**TASK OBJECTIVE**
Find the string "Provided" in the entries and copy each line that has it.

**SUPPLIED INFORMATION**
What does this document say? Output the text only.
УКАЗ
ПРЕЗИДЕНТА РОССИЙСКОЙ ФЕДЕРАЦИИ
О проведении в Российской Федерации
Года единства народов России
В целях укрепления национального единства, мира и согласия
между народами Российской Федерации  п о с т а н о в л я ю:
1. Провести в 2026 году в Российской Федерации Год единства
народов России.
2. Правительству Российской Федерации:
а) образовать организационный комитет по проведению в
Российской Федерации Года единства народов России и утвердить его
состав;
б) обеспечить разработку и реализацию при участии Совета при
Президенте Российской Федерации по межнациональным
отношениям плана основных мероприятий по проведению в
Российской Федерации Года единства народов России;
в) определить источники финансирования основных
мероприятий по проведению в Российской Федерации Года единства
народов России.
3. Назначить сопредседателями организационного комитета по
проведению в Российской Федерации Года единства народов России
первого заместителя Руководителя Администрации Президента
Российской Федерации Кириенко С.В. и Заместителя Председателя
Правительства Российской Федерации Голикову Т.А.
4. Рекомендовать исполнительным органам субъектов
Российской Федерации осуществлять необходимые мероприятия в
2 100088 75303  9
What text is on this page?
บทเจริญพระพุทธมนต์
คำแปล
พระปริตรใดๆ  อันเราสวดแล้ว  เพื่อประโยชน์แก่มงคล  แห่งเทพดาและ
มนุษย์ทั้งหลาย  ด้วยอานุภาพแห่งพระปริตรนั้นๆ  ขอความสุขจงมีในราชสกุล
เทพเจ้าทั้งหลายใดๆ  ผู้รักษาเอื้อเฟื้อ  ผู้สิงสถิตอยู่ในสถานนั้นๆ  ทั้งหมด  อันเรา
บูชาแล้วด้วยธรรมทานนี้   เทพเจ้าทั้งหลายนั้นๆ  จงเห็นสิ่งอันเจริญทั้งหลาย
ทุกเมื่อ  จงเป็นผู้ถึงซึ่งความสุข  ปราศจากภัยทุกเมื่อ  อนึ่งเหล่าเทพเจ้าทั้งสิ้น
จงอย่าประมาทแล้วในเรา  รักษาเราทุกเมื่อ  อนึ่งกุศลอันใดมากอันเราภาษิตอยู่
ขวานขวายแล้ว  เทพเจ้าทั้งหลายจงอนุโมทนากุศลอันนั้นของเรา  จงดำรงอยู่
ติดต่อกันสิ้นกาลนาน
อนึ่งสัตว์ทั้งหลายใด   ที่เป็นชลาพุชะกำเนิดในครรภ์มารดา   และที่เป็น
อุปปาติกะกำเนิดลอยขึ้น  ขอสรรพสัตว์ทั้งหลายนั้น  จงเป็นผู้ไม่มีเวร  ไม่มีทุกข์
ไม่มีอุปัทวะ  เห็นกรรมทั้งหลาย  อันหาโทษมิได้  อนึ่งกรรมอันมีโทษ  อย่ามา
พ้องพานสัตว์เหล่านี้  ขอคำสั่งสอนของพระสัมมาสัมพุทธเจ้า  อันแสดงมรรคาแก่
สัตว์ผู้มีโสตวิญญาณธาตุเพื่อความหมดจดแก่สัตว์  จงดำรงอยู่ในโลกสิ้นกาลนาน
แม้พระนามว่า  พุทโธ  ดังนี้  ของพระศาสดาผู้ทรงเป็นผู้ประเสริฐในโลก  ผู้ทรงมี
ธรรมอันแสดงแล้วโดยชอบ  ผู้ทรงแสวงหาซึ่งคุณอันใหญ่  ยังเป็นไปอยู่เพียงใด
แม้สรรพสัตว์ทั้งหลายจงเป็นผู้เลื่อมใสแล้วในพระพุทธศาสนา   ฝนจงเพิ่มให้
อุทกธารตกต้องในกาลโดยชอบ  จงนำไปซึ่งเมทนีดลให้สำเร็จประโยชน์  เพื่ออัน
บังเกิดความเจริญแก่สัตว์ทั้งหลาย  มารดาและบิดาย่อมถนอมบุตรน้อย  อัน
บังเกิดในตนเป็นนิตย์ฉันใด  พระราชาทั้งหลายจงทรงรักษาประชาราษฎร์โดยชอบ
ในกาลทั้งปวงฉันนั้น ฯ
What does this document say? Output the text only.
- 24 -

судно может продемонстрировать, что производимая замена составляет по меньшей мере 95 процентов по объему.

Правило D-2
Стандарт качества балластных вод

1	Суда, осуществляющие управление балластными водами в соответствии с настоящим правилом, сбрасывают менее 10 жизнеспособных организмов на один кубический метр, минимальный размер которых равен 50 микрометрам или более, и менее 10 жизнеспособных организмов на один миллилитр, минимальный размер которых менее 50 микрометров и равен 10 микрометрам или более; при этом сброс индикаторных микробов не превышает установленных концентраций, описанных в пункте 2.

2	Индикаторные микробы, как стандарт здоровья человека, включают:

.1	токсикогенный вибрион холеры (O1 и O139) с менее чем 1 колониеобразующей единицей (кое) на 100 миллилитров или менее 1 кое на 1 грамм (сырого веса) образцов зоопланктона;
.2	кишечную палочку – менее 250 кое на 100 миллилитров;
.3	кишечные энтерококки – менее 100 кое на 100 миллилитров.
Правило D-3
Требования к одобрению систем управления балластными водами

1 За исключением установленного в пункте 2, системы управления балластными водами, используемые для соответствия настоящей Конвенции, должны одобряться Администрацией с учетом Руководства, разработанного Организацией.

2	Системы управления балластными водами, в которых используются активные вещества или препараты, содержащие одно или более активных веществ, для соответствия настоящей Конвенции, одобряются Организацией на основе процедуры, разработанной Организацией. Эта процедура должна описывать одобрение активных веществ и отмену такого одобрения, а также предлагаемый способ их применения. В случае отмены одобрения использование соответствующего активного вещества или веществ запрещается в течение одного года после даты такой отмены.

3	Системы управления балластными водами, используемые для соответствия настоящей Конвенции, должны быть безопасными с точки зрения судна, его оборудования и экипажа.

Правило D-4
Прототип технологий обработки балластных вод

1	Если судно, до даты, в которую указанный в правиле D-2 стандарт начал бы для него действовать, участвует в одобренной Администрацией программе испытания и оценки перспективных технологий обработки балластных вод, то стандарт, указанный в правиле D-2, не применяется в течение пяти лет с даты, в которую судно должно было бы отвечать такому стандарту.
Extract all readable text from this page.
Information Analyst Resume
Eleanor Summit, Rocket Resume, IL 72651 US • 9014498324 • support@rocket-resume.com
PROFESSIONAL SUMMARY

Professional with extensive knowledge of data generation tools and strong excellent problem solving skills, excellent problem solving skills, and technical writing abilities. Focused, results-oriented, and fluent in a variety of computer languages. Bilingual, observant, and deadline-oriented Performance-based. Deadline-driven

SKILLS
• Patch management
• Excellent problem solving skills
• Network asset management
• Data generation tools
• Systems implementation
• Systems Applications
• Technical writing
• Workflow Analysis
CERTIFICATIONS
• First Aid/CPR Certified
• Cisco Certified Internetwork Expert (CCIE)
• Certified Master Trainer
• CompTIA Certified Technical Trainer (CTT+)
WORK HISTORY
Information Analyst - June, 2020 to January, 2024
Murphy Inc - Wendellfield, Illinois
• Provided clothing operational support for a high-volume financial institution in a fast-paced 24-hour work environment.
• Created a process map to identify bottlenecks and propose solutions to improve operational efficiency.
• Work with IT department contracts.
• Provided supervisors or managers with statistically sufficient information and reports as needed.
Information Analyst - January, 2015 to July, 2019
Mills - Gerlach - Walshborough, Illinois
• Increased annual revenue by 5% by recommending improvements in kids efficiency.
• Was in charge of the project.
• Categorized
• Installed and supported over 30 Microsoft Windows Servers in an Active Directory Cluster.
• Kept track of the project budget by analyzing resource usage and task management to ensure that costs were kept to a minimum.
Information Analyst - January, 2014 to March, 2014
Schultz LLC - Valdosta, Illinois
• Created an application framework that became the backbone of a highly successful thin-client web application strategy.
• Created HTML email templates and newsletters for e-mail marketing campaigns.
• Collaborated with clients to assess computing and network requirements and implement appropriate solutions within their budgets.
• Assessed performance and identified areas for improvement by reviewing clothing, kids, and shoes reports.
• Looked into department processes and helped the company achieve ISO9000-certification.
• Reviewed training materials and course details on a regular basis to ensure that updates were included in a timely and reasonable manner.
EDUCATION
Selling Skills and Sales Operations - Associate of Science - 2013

**TASK RESULT**
• Provided clothing operational support for a high-volume financial institution in a fast-paced 24-hour work environment.
• Provided supervisors or managers with statistically sufficient information and reports as needed.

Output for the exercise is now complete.